[Data items]
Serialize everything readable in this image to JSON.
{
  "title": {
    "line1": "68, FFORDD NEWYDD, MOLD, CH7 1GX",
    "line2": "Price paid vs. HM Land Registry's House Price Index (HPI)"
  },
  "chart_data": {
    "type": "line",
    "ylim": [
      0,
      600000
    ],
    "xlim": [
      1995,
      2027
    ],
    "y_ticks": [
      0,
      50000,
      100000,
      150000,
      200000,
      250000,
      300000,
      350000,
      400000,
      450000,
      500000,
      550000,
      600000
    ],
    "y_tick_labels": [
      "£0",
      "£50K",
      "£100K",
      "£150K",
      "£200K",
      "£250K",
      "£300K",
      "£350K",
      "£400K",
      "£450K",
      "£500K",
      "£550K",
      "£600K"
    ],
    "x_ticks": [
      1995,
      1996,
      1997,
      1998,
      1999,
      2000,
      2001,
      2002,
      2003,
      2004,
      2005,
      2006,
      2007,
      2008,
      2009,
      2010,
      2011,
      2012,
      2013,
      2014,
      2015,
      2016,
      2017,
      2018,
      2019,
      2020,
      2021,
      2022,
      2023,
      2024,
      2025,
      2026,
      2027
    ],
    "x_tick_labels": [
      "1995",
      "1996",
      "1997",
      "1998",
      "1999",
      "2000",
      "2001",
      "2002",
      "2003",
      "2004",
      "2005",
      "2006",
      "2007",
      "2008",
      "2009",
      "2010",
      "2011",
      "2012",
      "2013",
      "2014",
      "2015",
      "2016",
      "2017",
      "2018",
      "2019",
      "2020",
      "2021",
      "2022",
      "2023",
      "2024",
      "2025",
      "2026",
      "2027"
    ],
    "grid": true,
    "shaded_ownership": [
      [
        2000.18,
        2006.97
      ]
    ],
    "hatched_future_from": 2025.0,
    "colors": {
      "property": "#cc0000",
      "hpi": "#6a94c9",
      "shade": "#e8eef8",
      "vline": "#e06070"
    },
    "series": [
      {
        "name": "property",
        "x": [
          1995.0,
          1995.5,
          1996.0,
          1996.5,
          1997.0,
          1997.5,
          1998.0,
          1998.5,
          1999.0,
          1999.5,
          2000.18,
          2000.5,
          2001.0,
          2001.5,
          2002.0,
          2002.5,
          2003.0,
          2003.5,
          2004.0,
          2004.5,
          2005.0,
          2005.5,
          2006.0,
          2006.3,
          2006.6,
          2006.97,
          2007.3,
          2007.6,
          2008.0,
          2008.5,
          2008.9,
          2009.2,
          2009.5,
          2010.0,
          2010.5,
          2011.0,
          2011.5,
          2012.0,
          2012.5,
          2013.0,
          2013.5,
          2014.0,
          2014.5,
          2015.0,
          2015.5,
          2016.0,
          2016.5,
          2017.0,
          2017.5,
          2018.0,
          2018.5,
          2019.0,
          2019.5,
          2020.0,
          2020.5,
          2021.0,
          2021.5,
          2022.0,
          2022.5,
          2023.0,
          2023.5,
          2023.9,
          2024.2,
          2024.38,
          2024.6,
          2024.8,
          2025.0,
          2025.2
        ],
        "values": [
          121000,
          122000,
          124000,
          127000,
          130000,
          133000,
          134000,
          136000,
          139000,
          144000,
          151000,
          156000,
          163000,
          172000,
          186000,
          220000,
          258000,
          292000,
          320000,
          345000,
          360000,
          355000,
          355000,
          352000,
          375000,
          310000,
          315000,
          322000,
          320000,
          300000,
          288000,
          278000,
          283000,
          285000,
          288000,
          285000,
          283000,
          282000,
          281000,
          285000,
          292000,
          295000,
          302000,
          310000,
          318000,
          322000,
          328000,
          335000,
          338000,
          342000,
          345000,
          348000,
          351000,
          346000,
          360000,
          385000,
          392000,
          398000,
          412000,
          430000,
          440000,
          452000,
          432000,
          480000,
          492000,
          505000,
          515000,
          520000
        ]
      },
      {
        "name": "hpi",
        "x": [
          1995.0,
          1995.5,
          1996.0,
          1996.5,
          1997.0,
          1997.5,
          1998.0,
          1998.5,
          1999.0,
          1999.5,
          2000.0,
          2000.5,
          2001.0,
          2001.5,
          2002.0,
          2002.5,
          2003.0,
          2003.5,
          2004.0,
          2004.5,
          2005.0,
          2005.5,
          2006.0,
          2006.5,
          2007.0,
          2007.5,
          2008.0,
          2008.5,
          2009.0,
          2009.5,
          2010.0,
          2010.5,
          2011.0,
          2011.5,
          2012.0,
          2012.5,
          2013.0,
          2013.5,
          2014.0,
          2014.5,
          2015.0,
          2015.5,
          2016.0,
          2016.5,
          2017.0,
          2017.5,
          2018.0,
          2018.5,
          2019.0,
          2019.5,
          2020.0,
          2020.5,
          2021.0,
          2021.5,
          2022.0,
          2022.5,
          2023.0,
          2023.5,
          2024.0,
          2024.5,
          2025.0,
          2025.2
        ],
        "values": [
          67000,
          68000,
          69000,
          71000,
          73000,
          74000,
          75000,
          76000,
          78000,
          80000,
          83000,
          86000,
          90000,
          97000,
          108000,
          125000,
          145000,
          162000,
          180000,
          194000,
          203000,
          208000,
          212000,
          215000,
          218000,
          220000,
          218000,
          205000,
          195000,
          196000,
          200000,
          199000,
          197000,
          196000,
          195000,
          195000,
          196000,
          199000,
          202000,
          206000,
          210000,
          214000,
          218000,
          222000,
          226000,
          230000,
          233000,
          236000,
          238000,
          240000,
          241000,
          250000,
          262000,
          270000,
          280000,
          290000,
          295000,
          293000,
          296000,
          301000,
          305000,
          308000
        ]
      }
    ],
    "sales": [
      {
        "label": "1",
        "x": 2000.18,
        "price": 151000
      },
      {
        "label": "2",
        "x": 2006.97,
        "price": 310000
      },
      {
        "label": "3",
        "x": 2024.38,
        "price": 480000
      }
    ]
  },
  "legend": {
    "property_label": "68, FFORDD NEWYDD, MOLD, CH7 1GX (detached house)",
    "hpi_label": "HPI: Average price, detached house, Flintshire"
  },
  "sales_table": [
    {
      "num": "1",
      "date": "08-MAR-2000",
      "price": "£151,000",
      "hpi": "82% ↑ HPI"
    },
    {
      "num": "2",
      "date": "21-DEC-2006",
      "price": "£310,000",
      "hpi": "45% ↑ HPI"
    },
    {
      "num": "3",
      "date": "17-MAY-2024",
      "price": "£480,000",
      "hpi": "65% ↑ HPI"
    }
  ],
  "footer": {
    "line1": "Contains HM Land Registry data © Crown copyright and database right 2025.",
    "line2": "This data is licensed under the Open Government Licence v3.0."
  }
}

---

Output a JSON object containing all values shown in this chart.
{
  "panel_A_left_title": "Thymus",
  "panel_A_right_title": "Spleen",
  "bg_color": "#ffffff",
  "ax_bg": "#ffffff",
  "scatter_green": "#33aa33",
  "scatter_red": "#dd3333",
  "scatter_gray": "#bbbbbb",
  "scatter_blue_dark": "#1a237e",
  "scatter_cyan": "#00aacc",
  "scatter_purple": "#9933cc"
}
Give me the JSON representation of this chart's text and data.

---

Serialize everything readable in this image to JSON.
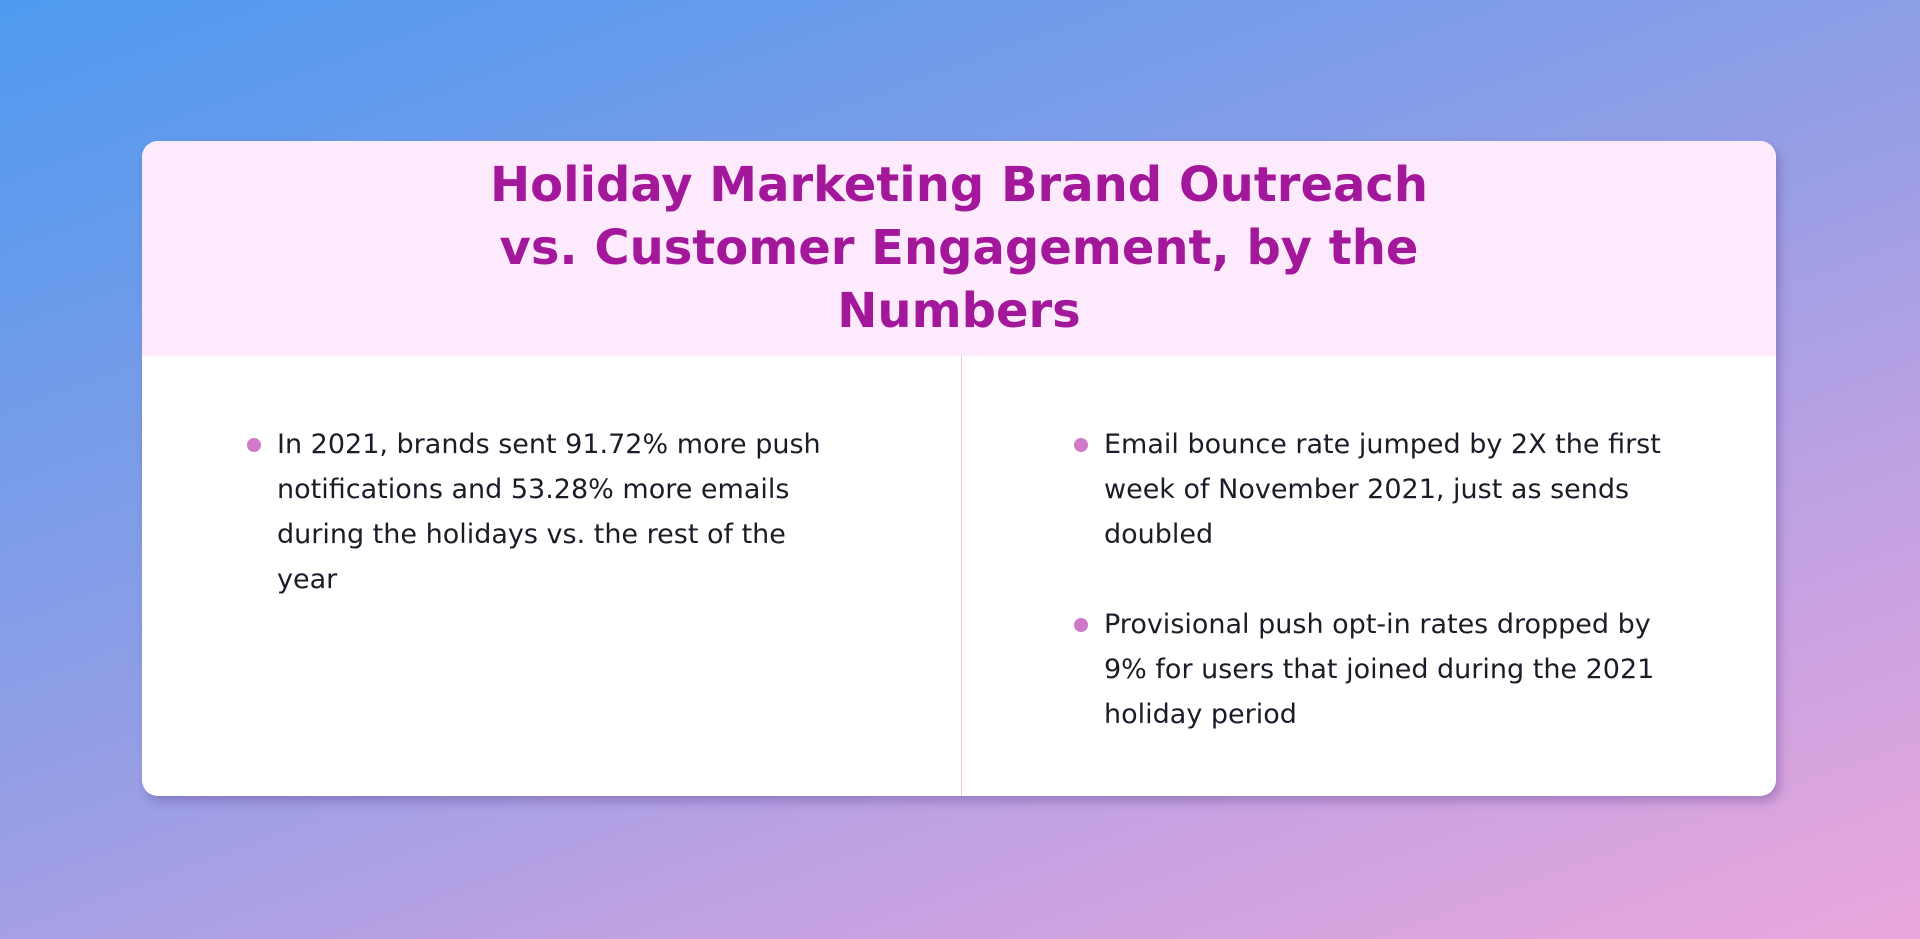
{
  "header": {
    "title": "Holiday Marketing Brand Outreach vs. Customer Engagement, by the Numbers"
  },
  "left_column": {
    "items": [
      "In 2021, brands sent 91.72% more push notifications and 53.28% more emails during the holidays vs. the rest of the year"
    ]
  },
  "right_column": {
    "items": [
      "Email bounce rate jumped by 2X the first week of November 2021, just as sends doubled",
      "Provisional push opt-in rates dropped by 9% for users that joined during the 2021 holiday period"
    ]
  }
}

# [Given task]
Quote the lines that begin at the line containing "Output a JSON" and end at the line containing "Give me the", keeping both of those lines.

# [Result]
Output a JSON object containing all values shown in this chart.
{
  "panel_A_left_title": "Thymus",
  "panel_A_right_title": "Spleen",
  "bg_color": "#ffffff",
  "ax_bg": "#ffffff",
  "scatter_green": "#33aa33",
  "scatter_red": "#dd3333",
  "scatter_gray": "#bbbbbb",
  "scatter_blue_dark": "#1a237e",
  "scatter_cyan": "#00aacc",
  "scatter_purple": "#9933cc"
}
Give me the JSON representation of this chart's text and data.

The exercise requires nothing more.